**DATA LISTING**

○ ○ ○

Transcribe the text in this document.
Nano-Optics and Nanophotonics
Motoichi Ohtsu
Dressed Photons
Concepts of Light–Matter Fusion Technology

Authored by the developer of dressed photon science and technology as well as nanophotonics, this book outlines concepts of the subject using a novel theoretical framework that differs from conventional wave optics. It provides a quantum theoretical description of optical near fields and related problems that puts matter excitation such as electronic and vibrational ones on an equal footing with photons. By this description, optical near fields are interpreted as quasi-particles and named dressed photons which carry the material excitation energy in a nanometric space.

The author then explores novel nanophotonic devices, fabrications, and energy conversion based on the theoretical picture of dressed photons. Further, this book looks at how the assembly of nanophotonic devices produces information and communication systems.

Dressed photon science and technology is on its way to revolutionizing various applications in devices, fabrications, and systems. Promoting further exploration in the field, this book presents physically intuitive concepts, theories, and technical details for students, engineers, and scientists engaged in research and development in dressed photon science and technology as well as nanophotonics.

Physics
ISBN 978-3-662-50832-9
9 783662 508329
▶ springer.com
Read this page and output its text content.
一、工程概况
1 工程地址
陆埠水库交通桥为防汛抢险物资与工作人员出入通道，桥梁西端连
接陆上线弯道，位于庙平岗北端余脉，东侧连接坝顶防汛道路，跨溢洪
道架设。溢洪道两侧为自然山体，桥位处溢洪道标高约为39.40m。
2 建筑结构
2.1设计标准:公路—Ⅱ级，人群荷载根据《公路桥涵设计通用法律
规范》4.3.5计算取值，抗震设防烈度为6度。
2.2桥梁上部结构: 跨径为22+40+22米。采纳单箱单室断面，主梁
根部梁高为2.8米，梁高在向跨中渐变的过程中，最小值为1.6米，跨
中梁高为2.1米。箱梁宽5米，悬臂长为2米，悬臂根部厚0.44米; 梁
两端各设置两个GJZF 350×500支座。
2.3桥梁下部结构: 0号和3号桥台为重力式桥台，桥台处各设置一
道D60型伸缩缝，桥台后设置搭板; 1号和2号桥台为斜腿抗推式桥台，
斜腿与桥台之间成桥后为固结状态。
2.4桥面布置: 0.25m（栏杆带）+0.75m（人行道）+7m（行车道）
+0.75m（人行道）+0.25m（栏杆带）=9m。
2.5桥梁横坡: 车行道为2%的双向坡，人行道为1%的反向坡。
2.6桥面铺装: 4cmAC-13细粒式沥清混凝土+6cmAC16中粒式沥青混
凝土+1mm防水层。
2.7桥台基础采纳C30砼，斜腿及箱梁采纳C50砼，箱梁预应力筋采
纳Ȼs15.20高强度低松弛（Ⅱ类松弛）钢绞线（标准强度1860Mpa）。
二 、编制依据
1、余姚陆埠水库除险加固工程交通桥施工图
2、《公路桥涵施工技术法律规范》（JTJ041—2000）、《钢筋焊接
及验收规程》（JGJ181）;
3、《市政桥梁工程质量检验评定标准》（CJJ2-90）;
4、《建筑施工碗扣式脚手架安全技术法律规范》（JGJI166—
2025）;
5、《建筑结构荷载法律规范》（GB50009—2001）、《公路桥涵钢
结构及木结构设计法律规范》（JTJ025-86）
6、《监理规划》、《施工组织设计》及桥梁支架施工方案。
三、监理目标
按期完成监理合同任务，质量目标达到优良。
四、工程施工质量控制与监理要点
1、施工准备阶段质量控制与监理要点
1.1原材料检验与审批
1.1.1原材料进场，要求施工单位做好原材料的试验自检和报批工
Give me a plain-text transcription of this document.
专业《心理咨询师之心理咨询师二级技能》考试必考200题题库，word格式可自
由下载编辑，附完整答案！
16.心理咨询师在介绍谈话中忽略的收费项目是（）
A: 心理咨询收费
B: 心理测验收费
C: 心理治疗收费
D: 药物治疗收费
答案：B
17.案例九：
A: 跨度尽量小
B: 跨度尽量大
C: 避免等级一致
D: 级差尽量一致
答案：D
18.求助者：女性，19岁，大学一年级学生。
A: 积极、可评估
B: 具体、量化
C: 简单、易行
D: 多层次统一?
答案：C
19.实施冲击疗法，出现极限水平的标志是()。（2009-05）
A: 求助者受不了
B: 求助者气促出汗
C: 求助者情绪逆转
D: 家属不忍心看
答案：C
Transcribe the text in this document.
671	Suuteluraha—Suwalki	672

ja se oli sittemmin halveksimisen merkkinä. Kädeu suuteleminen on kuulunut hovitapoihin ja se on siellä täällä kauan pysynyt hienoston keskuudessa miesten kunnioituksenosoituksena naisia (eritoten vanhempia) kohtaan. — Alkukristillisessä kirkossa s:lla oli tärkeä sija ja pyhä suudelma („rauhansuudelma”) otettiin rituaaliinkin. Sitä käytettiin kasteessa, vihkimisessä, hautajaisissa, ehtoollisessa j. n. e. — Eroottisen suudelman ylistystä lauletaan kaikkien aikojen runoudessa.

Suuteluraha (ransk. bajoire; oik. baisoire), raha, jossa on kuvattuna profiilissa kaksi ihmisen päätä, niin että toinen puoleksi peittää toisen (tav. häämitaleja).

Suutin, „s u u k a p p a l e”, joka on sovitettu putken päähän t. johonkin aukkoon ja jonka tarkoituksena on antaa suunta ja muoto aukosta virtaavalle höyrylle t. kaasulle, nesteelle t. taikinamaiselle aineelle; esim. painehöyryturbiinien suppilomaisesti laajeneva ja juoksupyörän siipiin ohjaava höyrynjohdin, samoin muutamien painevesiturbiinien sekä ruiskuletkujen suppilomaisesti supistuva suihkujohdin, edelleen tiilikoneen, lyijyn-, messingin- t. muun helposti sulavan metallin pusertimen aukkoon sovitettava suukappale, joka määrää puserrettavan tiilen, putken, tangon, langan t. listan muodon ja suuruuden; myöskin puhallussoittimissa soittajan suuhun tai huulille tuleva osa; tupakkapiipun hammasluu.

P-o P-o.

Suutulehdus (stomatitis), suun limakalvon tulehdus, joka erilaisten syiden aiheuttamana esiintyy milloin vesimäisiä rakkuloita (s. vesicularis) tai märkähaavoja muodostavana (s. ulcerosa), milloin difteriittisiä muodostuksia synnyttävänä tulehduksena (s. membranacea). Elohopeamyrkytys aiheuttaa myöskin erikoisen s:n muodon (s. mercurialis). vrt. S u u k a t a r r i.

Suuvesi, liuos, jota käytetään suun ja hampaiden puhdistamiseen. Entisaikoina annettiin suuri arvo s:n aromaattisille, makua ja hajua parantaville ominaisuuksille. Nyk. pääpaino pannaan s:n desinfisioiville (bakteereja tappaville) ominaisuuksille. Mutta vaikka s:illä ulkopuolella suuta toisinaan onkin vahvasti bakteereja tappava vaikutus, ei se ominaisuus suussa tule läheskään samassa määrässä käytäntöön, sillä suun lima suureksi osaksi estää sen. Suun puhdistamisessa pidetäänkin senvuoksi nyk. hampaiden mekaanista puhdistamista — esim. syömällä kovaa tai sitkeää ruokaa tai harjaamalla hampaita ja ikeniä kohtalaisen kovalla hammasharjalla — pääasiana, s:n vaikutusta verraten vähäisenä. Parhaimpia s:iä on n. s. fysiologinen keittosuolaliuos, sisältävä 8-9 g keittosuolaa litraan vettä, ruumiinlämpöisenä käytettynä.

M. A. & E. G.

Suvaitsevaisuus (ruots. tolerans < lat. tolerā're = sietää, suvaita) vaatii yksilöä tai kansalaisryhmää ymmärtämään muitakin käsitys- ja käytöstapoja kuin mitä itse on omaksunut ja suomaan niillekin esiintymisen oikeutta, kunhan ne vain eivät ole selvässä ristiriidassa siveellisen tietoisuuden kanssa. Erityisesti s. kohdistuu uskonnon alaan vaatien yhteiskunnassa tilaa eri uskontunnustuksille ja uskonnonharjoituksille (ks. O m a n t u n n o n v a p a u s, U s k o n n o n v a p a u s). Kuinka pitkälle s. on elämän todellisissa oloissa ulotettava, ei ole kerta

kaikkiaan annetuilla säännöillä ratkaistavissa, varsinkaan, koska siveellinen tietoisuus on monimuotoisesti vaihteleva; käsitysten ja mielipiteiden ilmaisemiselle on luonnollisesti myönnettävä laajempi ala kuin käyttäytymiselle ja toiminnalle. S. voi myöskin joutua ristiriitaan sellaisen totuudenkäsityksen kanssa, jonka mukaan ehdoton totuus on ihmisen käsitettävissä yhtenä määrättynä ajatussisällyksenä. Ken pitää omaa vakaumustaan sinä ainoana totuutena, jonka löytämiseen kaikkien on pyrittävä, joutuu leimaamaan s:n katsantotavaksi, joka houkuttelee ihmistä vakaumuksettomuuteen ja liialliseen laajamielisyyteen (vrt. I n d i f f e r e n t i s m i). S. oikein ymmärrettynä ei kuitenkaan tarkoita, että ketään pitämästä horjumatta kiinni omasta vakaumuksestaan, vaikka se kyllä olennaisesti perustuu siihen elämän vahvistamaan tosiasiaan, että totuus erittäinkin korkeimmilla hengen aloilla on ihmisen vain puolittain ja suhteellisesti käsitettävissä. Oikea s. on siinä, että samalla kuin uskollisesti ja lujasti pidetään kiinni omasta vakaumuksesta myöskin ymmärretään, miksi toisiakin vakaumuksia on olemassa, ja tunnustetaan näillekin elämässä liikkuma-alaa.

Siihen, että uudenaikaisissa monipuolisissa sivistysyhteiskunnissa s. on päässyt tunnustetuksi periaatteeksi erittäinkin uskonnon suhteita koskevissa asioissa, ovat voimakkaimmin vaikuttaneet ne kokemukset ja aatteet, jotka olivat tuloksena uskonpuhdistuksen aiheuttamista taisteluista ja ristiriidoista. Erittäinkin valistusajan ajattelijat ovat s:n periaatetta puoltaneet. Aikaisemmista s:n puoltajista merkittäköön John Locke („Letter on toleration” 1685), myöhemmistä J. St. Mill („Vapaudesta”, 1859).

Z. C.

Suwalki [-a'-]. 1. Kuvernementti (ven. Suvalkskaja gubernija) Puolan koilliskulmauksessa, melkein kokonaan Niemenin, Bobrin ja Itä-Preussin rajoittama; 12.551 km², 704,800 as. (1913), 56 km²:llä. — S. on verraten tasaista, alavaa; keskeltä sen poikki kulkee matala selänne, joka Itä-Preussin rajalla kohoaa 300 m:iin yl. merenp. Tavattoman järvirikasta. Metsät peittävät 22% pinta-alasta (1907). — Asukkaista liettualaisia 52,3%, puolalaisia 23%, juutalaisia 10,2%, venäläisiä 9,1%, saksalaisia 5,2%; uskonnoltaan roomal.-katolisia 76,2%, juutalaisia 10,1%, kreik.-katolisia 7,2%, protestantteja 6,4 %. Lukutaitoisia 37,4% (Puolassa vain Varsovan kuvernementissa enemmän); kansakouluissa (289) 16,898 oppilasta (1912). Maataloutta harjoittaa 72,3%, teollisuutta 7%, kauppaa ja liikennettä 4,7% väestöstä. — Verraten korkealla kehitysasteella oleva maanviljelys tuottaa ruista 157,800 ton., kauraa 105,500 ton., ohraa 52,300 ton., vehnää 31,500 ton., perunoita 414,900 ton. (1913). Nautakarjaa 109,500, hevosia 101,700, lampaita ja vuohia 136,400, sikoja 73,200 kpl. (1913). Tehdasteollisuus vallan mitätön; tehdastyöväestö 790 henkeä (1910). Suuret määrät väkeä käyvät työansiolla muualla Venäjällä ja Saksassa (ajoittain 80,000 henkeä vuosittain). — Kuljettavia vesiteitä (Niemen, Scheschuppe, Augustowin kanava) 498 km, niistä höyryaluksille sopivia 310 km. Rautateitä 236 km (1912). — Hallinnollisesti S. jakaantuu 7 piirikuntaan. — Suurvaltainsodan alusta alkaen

○ ○ ○

**YOUR INSTRUCTIONS**
In the listing above, find the lines holding the word "Suuteluraha" and copy them.

**FULL OUTPUT**
671	Suuteluraha—Suwalki	672
Suuteluraha (ransk. bajoire; oik. baisoire), raha, jossa on kuvattuna profiilissa kaksi ihmisen päätä, niin että toinen puoleksi peittää toisen (tav. häämitaleja).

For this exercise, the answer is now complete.